Exercise requirements.
Work out how many lines of the listing hold "tile" and return that number by itself.

Information shown START

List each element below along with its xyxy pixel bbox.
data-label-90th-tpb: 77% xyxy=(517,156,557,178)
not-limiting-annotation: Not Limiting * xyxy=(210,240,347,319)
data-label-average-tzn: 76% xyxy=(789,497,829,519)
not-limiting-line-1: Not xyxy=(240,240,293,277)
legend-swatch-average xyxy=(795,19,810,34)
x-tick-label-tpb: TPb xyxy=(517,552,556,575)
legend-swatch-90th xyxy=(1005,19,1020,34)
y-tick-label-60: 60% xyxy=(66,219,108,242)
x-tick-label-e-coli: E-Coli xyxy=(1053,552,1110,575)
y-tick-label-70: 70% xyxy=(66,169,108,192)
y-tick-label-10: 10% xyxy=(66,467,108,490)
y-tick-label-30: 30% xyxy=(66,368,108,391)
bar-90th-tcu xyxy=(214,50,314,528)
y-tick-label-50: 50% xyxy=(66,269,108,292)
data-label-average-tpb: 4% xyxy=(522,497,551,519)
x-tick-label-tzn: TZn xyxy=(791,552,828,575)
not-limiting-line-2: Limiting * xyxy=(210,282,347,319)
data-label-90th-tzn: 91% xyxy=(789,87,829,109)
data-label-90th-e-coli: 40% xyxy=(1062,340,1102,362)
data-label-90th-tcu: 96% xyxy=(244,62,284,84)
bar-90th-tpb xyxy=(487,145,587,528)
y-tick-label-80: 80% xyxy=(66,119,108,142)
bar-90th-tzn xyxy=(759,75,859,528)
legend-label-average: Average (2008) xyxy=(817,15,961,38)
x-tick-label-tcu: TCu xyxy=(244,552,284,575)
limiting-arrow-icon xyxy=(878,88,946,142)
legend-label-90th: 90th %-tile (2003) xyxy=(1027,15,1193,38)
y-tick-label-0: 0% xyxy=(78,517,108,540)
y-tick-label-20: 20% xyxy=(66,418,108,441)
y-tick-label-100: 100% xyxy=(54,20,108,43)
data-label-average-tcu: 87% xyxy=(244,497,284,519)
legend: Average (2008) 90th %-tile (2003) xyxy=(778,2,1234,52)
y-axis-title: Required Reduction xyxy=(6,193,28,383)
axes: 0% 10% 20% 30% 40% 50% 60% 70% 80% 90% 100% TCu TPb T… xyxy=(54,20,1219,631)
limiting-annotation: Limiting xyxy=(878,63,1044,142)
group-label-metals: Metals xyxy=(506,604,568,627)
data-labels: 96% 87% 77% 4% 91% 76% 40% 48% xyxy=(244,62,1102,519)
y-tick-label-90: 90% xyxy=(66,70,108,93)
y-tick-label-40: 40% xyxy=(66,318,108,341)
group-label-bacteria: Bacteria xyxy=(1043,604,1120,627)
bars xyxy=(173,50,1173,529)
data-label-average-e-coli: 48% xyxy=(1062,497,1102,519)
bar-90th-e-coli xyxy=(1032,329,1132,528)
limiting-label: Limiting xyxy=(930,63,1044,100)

Information shown END

The completed task.
2